§ **GOAL**: Pull out each line of the data that includes the word "JSON".

§ **DATA FOR PROCESSING**:
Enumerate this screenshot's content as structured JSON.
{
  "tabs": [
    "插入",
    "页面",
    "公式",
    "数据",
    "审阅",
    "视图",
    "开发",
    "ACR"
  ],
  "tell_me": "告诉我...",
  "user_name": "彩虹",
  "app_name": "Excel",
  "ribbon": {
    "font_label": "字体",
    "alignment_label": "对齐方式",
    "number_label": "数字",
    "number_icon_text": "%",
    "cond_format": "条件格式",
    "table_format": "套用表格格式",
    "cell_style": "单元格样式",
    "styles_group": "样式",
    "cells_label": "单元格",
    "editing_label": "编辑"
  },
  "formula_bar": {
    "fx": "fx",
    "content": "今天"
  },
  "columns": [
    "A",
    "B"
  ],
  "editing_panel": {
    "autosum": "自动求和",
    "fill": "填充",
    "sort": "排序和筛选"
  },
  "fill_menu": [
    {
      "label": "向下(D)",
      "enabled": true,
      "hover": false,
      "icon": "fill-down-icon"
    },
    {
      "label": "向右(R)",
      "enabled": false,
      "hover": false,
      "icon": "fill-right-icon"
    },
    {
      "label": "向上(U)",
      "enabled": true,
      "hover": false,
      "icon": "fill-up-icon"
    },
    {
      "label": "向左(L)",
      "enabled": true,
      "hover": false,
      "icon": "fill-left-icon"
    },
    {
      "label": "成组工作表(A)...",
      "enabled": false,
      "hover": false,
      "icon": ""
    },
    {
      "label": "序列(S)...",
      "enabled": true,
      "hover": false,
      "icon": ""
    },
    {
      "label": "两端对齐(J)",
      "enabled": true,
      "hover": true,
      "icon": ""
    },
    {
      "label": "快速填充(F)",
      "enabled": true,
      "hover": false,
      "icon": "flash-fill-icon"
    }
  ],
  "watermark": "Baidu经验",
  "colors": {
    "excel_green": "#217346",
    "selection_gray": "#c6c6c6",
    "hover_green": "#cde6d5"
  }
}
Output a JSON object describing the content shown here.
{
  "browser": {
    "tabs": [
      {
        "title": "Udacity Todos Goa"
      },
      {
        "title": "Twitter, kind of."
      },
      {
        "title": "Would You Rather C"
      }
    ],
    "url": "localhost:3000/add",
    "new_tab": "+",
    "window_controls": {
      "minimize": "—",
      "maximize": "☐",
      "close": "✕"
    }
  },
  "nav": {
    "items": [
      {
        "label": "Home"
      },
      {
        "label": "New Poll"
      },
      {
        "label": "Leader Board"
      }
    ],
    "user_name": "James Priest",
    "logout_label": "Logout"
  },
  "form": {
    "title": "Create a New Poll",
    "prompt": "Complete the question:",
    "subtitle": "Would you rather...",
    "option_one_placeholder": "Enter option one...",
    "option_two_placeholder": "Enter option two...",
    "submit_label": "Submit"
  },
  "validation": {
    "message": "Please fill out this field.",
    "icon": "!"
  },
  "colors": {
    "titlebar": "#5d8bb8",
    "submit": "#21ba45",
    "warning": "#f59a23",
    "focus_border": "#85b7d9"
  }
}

§ **ANSWER TO THE PROBLEM**:
Enumerate this screenshot's content as structured JSON.
Output a JSON object describing the content shown here.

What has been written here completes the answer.